§ **Data for the task**:

------------------------------------------------------------

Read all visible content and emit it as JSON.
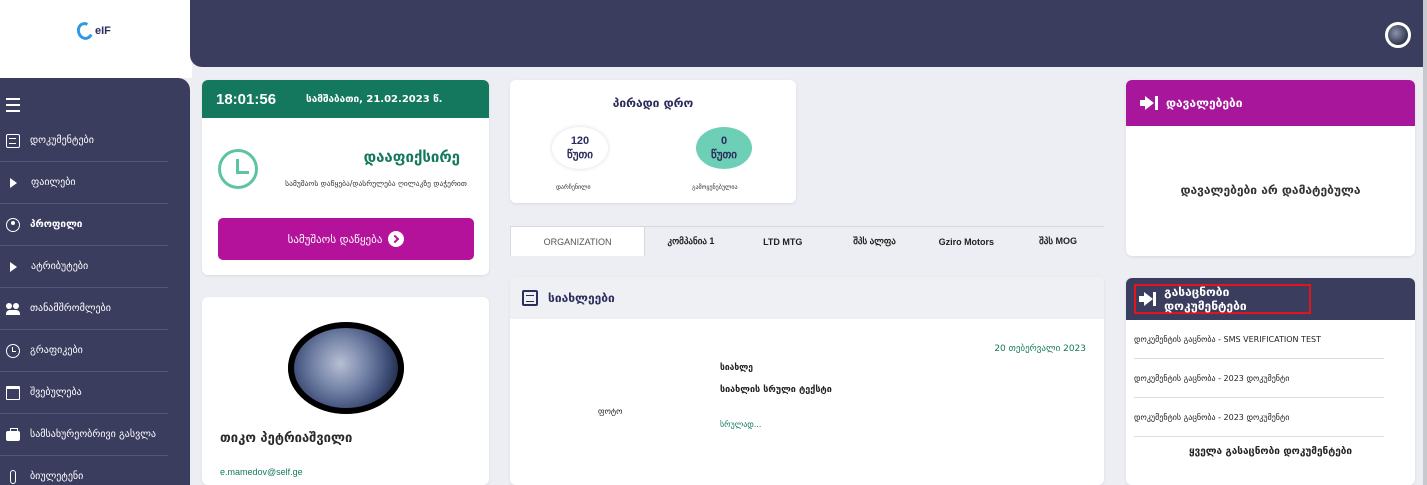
{
  "brand": {
    "logo_text": "eIF"
  },
  "sidebar": {
    "items": [
      {
        "label": "დოკუმენტები",
        "icon": "document-icon",
        "bold": false
      },
      {
        "label": "ფაილები",
        "icon": "triangle-right-icon",
        "bold": false
      },
      {
        "label": "პროფილი",
        "icon": "user-icon",
        "bold": true
      },
      {
        "label": "ატრიბუტები",
        "icon": "triangle-right-icon",
        "bold": false
      },
      {
        "label": "თანამშრომლები",
        "icon": "team-icon",
        "bold": false
      },
      {
        "label": "გრაფიკები",
        "icon": "clock-icon",
        "bold": false
      },
      {
        "label": "შვებულება",
        "icon": "calendar-icon",
        "bold": false
      },
      {
        "label": "სამსახურეობრივი გასვლა",
        "icon": "briefcase-icon",
        "bold": false
      },
      {
        "label": "ბიულეტენი",
        "icon": "thermometer-icon",
        "bold": false
      }
    ]
  },
  "clock_card": {
    "time": "18:01:56",
    "date": "სამშაბათი, 21.02.2023 წ.",
    "title": "დააფიქსირე",
    "subtitle": "სამუშაოს დაწყება/დასრულება ღილაკზე დაჭერით",
    "button_label": "სამუშაოს დაწყება"
  },
  "profile": {
    "name": "თიკო პეტრიაშვილი",
    "email": "e.mamedov@self.ge"
  },
  "personal_time": {
    "title": "პირადი დრო",
    "remaining_value": "120",
    "remaining_unit": "წუთი",
    "remaining_label": "დარჩენილი",
    "used_value": "0",
    "used_unit": "წუთი",
    "used_label": "გამოყენებულია"
  },
  "tabs": [
    {
      "label": "ORGANIZATION",
      "active": true
    },
    {
      "label": "კომპანია 1",
      "active": false
    },
    {
      "label": "LTD MTG",
      "active": false
    },
    {
      "label": "შპს ალფა",
      "active": false
    },
    {
      "label": "Gziro Motors",
      "active": false
    },
    {
      "label": "შპს MOG",
      "active": false
    }
  ],
  "news": {
    "title": "სიახლეები",
    "date": "20 თებერვალი 2023",
    "heading": "სიახლე",
    "full_text": "სიახლის სრული ტექსტი",
    "photo_label": "ფოტო",
    "more_link": "სრულად..."
  },
  "tasks": {
    "title": "დავალებები",
    "empty_text": "დავალებები არ დამატებულა"
  },
  "ack_docs": {
    "title": "გასაცნობი დოკუმენტები",
    "items": [
      "დოკუმენტის გაცნობა - SMS VERIFICATION TEST",
      "დოკუმენტის გაცნობა - 2023 დოკუმენტი",
      "დოკუმენტის გაცნობა - 2023 დოკუმენტი"
    ],
    "all_link": "ყველა გასაცნობი დოკუმენტები"
  },
  "colors": {
    "sidebar": "#3b3d5e",
    "green": "#13785e",
    "magenta": "#b5129b",
    "highlight_red": "#e3141a"
  }
}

------------------------------------------------------------

§ **Problem description**:
Write every entry out again exactly, dropping the pictures.

§ **Worked solution**:
Read all visible content and emit it as JSON.
{
  "brand": {
    "logo_text": "eIF"
  },
  "sidebar": {
    "items": [
      {
        "label": "დოკუმენტები",
        "icon": "document-icon",
        "bold": false
      },
      {
        "label": "ფაილები",
        "icon": "triangle-right-icon",
        "bold": false
      },
      {
        "label": "პროფილი",
        "icon": "user-icon",
        "bold": true
      },
      {
        "label": "ატრიბუტები",
        "icon": "triangle-right-icon",
        "bold": false
      },
      {
        "label": "თანამშრომლები",
        "icon": "team-icon",
        "bold": false
      },
      {
        "label": "გრაფიკები",
        "icon": "clock-icon",
        "bold": false
      },
      {
        "label": "შვებულება",
        "icon": "calendar-icon",
        "bold": false
      },
      {
        "label": "სამსახურეობრივი გასვლა",
        "icon": "briefcase-icon",
        "bold": false
      },
      {
        "label": "ბიულეტენი",
        "icon": "thermometer-icon",
        "bold": false
      }
    ]
  },
  "clock_card": {
    "time": "18:01:56",
    "date": "სამშაბათი, 21.02.2023 წ.",
    "title": "დააფიქსირე",
    "subtitle": "სამუშაოს დაწყება/დასრულება ღილაკზე დაჭერით",
    "button_label": "სამუშაოს დაწყება"
  },
  "profile": {
    "name": "თიკო პეტრიაშვილი",
    "email": "e.mamedov@self.ge"
  },
  "personal_time": {
    "title": "პირადი დრო",
    "remaining_value": "120",
    "remaining_unit": "წუთი",
    "remaining_label": "დარჩენილი",
    "used_value": "0",
    "used_unit": "წუთი",
    "used_label": "გამოყენებულია"
  },
  "tabs": [
    {
      "label": "ORGANIZATION",
      "active": true
    },
    {
      "label": "კომპანია 1",
      "active": false
    },
    {
      "label": "LTD MTG",
      "active": false
    },
    {
      "label": "შპს ალფა",
      "active": false
    },
    {
      "label": "Gziro Motors",
      "active": false
    },
    {
      "label": "შპს MOG",
      "active": false
    }
  ],
  "news": {
    "title": "სიახლეები",
    "date": "20 თებერვალი 2023",
    "heading": "სიახლე",
    "full_text": "სიახლის სრული ტექსტი",
    "photo_label": "ფოტო",
    "more_link": "სრულად..."
  },
  "tasks": {
    "title": "დავალებები",
    "empty_text": "დავალებები არ დამატებულა"
  },
  "ack_docs": {
    "title": "გასაცნობი დოკუმენტები",
    "items": [
      "დოკუმენტის გაცნობა - SMS VERIFICATION TEST",
      "დოკუმენტის გაცნობა - 2023 დოკუმენტი",
      "დოკუმენტის გაცნობა - 2023 დოკუმენტი"
    ],
    "all_link": "ყველა გასაცნობი დოკუმენტები"
  },
  "colors": {
    "sidebar": "#3b3d5e",
    "green": "#13785e",
    "magenta": "#b5129b",
    "highlight_red": "#e3141a"
  }
}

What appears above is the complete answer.